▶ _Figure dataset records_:
+---+

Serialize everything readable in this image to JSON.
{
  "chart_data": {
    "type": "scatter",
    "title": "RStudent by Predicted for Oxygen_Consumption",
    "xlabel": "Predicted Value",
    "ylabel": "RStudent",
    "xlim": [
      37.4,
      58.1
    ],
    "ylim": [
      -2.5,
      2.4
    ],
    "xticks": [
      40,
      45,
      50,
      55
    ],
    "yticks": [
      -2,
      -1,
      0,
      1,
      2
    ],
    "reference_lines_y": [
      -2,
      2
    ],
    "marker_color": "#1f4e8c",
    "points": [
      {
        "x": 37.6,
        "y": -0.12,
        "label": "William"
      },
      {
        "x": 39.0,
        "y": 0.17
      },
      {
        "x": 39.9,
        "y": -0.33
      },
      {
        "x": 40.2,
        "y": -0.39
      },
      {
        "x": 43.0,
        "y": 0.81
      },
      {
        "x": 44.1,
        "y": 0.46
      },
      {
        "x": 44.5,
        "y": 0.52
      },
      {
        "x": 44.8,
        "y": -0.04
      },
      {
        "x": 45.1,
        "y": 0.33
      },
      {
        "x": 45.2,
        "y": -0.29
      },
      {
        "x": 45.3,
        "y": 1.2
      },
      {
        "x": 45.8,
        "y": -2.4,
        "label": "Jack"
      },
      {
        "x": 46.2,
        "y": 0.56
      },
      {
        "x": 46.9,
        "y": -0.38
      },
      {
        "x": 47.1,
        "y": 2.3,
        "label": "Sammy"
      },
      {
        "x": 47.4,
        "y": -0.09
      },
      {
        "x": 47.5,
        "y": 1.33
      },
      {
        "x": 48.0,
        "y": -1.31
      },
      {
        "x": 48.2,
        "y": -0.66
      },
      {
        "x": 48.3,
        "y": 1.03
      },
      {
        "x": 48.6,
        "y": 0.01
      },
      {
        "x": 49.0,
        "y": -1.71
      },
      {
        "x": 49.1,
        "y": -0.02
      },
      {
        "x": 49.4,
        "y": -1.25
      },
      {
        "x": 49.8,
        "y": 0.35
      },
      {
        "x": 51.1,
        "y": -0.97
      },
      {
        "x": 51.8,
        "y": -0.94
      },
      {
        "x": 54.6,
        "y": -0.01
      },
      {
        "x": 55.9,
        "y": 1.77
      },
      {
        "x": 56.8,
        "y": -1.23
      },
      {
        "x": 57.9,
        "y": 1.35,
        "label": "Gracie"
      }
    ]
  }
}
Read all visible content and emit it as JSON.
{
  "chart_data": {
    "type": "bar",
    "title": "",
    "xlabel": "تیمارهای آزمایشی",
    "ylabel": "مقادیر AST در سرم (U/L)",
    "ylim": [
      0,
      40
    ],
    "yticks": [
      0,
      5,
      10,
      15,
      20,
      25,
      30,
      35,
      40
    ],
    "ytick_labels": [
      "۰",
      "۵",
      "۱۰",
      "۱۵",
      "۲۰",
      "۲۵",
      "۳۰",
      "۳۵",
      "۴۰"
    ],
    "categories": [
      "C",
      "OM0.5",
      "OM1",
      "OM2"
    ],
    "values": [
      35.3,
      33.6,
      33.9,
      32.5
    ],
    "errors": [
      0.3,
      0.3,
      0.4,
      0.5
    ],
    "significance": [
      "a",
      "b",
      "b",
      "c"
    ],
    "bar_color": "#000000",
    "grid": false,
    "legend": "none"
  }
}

+---+

Each record above should be restated word for word.

Serialize everything readable in this image to JSON.
{
  "chart_data": {
    "type": "scatter",
    "title": "RStudent by Predicted for Oxygen_Consumption",
    "xlabel": "Predicted Value",
    "ylabel": "RStudent",
    "xlim": [
      37.4,
      58.1
    ],
    "ylim": [
      -2.5,
      2.4
    ],
    "xticks": [
      40,
      45,
      50,
      55
    ],
    "yticks": [
      -2,
      -1,
      0,
      1,
      2
    ],
    "reference_lines_y": [
      -2,
      2
    ],
    "marker_color": "#1f4e8c",
    "points": [
      {
        "x": 37.6,
        "y": -0.12,
        "label": "William"
      },
      {
        "x": 39.0,
        "y": 0.17
      },
      {
        "x": 39.9,
        "y": -0.33
      },
      {
        "x": 40.2,
        "y": -0.39
      },
      {
        "x": 43.0,
        "y": 0.81
      },
      {
        "x": 44.1,
        "y": 0.46
      },
      {
        "x": 44.5,
        "y": 0.52
      },
      {
        "x": 44.8,
        "y": -0.04
      },
      {
        "x": 45.1,
        "y": 0.33
      },
      {
        "x": 45.2,
        "y": -0.29
      },
      {
        "x": 45.3,
        "y": 1.2
      },
      {
        "x": 45.8,
        "y": -2.4,
        "label": "Jack"
      },
      {
        "x": 46.2,
        "y": 0.56
      },
      {
        "x": 46.9,
        "y": -0.38
      },
      {
        "x": 47.1,
        "y": 2.3,
        "label": "Sammy"
      },
      {
        "x": 47.4,
        "y": -0.09
      },
      {
        "x": 47.5,
        "y": 1.33
      },
      {
        "x": 48.0,
        "y": -1.31
      },
      {
        "x": 48.2,
        "y": -0.66
      },
      {
        "x": 48.3,
        "y": 1.03
      },
      {
        "x": 48.6,
        "y": 0.01
      },
      {
        "x": 49.0,
        "y": -1.71
      },
      {
        "x": 49.1,
        "y": -0.02
      },
      {
        "x": 49.4,
        "y": -1.25
      },
      {
        "x": 49.8,
        "y": 0.35
      },
      {
        "x": 51.1,
        "y": -0.97
      },
      {
        "x": 51.8,
        "y": -0.94
      },
      {
        "x": 54.6,
        "y": -0.01
      },
      {
        "x": 55.9,
        "y": 1.77
      },
      {
        "x": 56.8,
        "y": -1.23
      },
      {
        "x": 57.9,
        "y": 1.35,
        "label": "Gracie"
      }
    ]
  }
}
Read all visible content and emit it as JSON.
{
  "chart_data": {
    "type": "bar",
    "title": "",
    "xlabel": "تیمارهای آزمایشی",
    "ylabel": "مقادیر AST در سرم (U/L)",
    "ylim": [
      0,
      40
    ],
    "yticks": [
      0,
      5,
      10,
      15,
      20,
      25,
      30,
      35,
      40
    ],
    "ytick_labels": [
      "۰",
      "۵",
      "۱۰",
      "۱۵",
      "۲۰",
      "۲۵",
      "۳۰",
      "۳۵",
      "۴۰"
    ],
    "categories": [
      "C",
      "OM0.5",
      "OM1",
      "OM2"
    ],
    "values": [
      35.3,
      33.6,
      33.9,
      32.5
    ],
    "errors": [
      0.3,
      0.3,
      0.4,
      0.5
    ],
    "significance": [
      "a",
      "b",
      "b",
      "c"
    ],
    "bar_color": "#000000",
    "grid": false,
    "legend": "none"
  }
}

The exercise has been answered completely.